TEXTO EM ANÁLISE
O banco britânico HSBC disse a mais de 40 embaixadas e consulados em Londres que não podia manter as suas contas e deu-lhes 60 dias para retirarem o dinheiro, informou o jornal «Mail on Sunday».

Na sua página na Internet, o jornal indica que o Vaticano, através da Nunciatura Apostólica, se encontra entre os países afetados, assim como representações diplomáticas de países da Commonwealth.

«A decisão do HSBC lançou a confusão. As embaixadas e os consulados precisam muito de um banco, não só para recolher dinheiro dos vistos e dos passaportes, mas também para pagar os salários, as faturas e mesmo a portagem para circular no centro de Londres», declarou ao Mail on Sunday Bernard Silver, dirigente do Corpo Consular, que representa os cônsules no Reino Unido.

Contactado pela agência France Presse, o banco HSBC declarou aplicar «a todas as empresas, desde maio de 2011, um programa de avaliação de cinco filtros», entre os quais a rentabilidade e o desenvolvimento económico. «Os nossos serviços às embaixadas não estão isentos» da aplicação do programa, disse um porta-voz do HSBC sem querer adiantar mais informação.

«Estamos no HSBC há 22 anos e livrarem-se de nós assim foi um choque», declarou John Belavu, da embaixada da Papua Nova Guiné em Londres, citado pelo Mail on Sunday.

«Tentamos bater a todas as portas, mas todos os bancos no Reino Unido se fecham como ostras», reagiu o cônsul honorário do Benim, Lawrence Landau.

O Ministério dos Negócios Estrangeiros britânico assegurou estar «em contacto com o HSBC e com as missões diplomáticas envolvidas» e ter fornecido às representações que o desejaram «cartas de apresentação para lhes permitir abrir uma nova conta bancária».

Algumas contas de missões diplomáticas podem servir para ocultar operações ilegais, segundo a AFP, que recorda que o HSBC anunciou em janeiro ir reforçar a luta contra o dinheiro sujo, depois de no ano passado ter pago uma multa de 1.920 milhões de dólares nos Estados Unidos, onde foi acusado de cumplicidade na lavagem de dinheiro em benefício de traficantes, de terroristas e do Irão.

O QUE FAZER
Transcreva, sem qualquer alteração, o trecho da notícia sobre o HSBC que vai de "Contactado pela agência" a "Benim, Lawrence Landau.".

MATERIAL FORNECIDO
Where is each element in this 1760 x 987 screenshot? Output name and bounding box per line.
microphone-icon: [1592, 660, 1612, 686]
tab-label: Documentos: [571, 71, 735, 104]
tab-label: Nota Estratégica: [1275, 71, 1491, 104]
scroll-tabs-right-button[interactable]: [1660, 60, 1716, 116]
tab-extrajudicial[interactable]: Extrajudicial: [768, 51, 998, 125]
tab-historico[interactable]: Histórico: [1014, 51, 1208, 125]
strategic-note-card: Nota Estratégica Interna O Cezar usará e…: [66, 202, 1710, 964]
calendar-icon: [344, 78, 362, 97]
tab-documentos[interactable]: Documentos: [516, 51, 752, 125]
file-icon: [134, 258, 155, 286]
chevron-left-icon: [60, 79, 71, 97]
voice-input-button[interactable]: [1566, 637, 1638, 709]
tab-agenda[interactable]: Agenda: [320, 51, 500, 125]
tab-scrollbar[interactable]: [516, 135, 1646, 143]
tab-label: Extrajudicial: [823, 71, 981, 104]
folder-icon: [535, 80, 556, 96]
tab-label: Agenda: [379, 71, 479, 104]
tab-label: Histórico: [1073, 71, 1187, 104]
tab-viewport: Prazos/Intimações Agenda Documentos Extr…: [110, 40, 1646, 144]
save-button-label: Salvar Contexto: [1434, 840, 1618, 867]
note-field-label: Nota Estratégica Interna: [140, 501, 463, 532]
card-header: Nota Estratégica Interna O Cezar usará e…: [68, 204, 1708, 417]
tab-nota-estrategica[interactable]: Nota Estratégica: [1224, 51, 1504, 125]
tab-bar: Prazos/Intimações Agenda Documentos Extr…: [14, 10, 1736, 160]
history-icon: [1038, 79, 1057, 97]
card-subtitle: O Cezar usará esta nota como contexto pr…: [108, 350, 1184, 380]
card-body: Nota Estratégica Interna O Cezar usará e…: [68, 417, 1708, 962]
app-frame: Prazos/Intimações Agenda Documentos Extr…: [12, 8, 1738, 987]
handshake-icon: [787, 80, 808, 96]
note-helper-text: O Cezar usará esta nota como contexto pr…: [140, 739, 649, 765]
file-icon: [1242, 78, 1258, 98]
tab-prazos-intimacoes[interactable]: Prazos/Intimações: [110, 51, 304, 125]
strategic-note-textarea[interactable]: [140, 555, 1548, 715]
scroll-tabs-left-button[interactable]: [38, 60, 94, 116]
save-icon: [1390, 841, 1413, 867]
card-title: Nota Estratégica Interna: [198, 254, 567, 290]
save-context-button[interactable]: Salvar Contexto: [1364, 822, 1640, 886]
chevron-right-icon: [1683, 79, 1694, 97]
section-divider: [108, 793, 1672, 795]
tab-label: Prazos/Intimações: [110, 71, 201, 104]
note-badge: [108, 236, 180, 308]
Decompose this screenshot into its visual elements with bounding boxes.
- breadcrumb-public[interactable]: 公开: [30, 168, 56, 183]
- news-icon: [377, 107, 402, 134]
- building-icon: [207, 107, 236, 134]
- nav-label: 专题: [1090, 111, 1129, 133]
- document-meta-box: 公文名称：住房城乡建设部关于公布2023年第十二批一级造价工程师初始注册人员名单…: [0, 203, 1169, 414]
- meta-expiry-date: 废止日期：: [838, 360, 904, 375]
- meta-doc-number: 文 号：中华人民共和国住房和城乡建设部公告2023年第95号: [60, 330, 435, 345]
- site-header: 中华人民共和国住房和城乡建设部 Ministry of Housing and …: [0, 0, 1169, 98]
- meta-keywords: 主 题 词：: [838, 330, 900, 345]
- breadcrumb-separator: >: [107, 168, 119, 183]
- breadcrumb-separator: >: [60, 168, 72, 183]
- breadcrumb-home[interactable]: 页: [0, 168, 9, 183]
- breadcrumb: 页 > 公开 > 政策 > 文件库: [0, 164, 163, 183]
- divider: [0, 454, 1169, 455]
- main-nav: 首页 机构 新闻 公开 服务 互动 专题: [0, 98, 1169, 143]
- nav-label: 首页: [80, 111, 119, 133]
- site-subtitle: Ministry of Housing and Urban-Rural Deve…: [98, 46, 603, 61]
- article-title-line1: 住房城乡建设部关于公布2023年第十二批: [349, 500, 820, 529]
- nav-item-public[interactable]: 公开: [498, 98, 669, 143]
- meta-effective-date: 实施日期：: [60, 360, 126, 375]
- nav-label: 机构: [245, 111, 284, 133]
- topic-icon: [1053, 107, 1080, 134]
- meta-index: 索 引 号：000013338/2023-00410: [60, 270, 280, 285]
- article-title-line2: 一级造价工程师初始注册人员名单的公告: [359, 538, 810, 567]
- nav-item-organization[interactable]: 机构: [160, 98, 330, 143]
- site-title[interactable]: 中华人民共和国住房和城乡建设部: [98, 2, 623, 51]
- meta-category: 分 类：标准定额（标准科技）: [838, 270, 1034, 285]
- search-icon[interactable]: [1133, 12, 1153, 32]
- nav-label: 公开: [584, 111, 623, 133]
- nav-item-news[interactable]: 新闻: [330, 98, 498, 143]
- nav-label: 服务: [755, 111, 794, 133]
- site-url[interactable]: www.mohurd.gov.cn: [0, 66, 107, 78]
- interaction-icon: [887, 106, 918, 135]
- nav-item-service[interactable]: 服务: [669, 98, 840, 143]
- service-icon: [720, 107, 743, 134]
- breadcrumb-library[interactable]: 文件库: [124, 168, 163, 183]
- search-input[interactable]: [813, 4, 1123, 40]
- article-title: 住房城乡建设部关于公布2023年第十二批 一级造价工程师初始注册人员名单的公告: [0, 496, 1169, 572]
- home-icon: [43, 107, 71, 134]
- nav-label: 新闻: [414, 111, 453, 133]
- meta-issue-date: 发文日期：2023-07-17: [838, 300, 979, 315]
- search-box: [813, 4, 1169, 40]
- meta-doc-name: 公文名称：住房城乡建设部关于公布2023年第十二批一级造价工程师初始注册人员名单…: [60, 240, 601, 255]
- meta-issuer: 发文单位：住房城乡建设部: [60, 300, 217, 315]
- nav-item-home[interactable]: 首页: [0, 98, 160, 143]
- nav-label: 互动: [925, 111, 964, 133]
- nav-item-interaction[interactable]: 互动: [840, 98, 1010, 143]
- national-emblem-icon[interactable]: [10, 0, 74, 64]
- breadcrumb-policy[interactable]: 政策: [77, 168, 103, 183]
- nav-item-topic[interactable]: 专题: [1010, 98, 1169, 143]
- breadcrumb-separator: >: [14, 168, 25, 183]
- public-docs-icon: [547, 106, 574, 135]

TAREFA CONCLUÍDA
Contactado pela agência France Presse, o banco HSBC declarou aplicar «a todas as empresas, desde maio de 2011, um programa de avaliação de cinco filtros», entre os quais a rentabilidade e o desenvolvimento económico. «Os nossos serviços às embaixadas não estão isentos» da aplicação do programa, disse um porta-voz do HSBC sem querer adiantar mais informação.

«Estamos no HSBC há 22 anos e livrarem-se de nós assim foi um choque», declarou John Belavu, da embaixada da Papua Nova Guiné em Londres, citado pelo Mail on Sunday.

«Tentamos bater a todas as portas, mas todos os bancos no Reino Unido se fecham como ostras», reagiu o cônsul honorário do Benim, Lawrence Landau.